GIVEN INSTRUCTION:
Copy all lines holding the word "this" from the entries.

MATERIAL FOR THE TASK:
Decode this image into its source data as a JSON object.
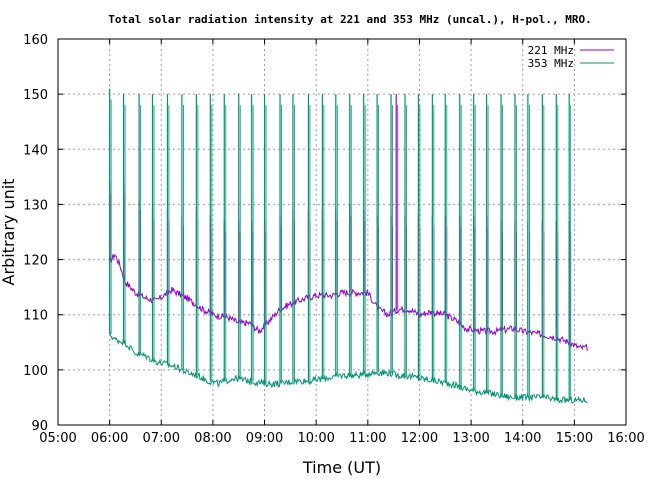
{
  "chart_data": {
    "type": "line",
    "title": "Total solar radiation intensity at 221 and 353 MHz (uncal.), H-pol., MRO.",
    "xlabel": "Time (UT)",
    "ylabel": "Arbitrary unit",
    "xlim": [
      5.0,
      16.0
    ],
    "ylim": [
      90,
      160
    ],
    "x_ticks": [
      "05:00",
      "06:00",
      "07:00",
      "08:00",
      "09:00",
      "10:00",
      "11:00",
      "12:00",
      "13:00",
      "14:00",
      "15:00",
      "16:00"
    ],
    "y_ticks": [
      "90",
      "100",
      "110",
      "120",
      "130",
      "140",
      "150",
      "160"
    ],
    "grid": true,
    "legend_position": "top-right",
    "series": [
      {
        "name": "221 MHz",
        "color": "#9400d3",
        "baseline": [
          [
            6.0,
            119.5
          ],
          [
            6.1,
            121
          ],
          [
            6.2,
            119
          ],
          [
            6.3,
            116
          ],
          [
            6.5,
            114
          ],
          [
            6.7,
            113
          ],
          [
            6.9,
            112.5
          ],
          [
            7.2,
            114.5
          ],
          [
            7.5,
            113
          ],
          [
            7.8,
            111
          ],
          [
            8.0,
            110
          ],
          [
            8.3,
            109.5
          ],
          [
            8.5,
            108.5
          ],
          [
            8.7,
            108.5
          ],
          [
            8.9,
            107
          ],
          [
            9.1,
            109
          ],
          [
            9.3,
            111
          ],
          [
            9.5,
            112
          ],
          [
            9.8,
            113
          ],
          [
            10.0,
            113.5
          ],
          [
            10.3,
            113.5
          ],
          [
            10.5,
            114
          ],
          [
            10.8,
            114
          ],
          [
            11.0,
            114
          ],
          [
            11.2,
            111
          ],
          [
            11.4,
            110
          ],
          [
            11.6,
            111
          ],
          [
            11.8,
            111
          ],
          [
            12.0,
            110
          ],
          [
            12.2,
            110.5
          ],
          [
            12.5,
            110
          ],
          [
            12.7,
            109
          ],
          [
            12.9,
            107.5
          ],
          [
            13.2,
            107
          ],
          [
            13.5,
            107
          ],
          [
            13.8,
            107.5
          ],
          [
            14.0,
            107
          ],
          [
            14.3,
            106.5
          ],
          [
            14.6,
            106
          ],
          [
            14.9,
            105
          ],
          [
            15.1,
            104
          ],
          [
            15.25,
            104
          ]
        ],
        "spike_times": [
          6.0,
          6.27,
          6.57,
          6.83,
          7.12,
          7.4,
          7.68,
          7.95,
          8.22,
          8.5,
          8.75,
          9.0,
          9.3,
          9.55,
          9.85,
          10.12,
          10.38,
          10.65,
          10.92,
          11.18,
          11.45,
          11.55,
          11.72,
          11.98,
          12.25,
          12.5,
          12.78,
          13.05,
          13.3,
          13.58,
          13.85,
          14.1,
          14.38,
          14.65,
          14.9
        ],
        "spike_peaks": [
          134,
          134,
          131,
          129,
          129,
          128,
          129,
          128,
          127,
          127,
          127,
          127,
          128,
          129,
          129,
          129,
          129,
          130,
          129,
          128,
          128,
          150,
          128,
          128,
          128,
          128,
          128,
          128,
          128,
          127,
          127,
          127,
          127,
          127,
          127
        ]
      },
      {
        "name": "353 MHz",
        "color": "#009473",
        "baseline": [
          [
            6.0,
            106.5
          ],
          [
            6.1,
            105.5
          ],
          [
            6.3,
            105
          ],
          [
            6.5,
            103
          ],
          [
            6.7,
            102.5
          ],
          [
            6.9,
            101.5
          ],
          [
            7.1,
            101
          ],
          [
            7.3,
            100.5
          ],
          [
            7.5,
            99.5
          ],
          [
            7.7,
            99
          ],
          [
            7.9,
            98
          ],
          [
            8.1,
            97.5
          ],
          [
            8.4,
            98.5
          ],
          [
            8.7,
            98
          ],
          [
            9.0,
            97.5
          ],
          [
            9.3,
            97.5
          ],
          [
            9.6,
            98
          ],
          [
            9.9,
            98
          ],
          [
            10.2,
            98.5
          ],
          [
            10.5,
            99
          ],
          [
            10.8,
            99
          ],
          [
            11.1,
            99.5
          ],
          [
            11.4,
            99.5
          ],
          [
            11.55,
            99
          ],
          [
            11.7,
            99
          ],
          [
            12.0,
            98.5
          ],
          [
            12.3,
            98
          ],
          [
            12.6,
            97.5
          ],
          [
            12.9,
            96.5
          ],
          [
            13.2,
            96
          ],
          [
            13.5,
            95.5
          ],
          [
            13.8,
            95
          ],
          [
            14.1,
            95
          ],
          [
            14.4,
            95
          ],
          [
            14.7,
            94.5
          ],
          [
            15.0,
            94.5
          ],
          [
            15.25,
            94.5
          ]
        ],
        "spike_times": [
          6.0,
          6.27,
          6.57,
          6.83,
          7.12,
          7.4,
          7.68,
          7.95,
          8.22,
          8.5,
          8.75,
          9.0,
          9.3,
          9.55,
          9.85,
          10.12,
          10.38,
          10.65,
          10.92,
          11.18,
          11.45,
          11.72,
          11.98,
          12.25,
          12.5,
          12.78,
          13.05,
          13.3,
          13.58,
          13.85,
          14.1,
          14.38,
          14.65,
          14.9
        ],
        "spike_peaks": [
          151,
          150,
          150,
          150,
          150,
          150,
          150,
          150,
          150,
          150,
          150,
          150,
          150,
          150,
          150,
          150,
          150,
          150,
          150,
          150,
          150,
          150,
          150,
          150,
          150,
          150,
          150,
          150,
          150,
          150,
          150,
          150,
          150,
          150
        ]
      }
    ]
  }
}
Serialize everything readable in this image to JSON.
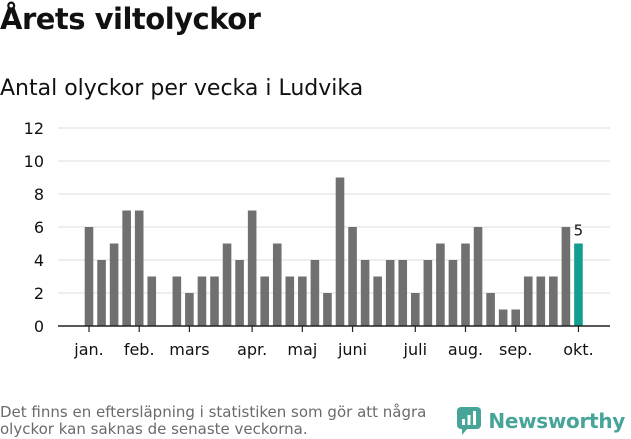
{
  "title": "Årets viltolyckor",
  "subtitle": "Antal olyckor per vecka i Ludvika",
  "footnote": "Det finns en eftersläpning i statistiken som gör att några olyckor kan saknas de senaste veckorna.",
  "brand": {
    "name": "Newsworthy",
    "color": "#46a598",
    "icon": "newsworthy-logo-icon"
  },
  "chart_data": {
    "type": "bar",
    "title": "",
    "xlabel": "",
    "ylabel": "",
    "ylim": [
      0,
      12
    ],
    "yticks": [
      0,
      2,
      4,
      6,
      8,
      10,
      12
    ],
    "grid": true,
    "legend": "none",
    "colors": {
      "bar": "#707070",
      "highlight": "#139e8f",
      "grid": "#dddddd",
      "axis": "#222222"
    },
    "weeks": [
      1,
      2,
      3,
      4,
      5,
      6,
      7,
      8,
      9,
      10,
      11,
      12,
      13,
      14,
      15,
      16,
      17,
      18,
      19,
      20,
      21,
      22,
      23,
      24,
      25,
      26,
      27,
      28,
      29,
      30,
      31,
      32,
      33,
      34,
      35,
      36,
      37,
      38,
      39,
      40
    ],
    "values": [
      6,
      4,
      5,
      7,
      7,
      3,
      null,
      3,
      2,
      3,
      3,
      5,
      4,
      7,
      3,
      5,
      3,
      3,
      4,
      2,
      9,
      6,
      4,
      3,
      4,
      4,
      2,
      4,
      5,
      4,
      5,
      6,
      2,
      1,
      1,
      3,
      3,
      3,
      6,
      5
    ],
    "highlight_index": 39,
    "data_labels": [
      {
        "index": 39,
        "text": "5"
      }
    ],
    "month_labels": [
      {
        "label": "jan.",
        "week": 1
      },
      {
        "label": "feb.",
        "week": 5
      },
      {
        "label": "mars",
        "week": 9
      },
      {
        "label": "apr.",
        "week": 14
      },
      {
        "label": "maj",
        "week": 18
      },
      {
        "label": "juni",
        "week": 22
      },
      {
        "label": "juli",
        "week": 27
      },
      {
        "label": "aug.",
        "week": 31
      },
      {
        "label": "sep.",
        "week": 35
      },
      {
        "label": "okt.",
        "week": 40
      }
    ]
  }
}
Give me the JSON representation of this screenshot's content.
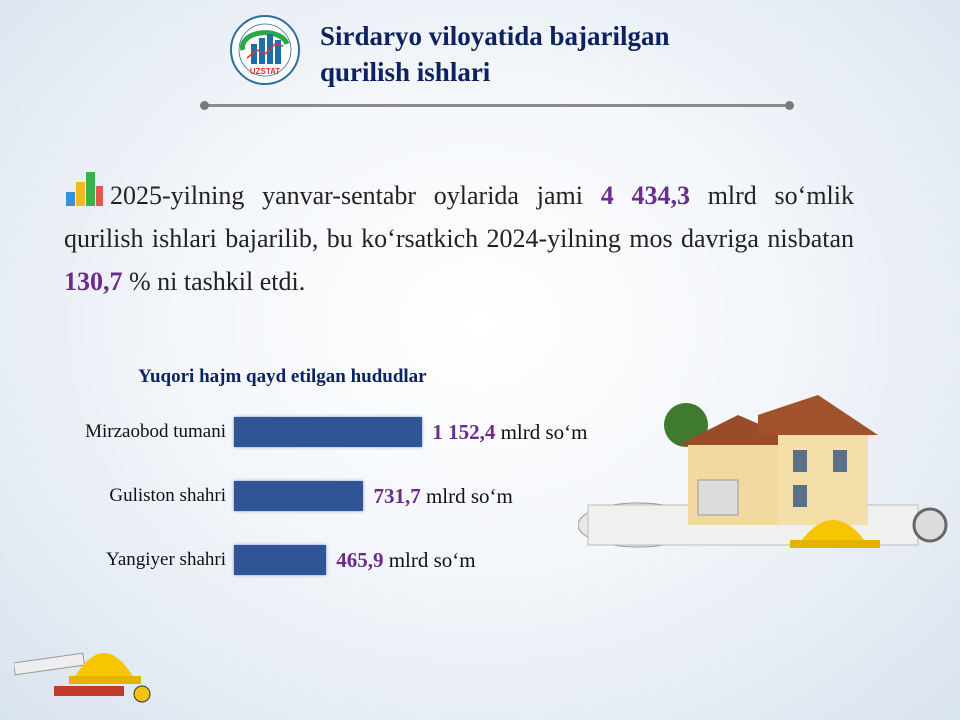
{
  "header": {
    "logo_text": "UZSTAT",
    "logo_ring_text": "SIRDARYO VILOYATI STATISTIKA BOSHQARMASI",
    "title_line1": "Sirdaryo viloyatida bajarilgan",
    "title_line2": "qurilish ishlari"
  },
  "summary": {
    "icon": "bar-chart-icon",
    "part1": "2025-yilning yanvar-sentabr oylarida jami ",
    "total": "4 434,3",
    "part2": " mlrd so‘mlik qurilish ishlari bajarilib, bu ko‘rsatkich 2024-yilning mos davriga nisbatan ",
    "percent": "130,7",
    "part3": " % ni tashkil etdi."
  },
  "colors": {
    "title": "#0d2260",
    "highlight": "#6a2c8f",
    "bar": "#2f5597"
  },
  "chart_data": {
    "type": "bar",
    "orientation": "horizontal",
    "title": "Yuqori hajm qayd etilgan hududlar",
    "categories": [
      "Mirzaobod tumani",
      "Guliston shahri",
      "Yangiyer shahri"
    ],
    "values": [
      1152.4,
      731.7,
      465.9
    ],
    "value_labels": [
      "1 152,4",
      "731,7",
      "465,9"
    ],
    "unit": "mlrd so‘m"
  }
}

EXERCISE SOLUTION:
Decode this image into its source data as a JSON object.
Serialize everything readable in this image to JSON.
Give me the JSON representation of this screenshot's content.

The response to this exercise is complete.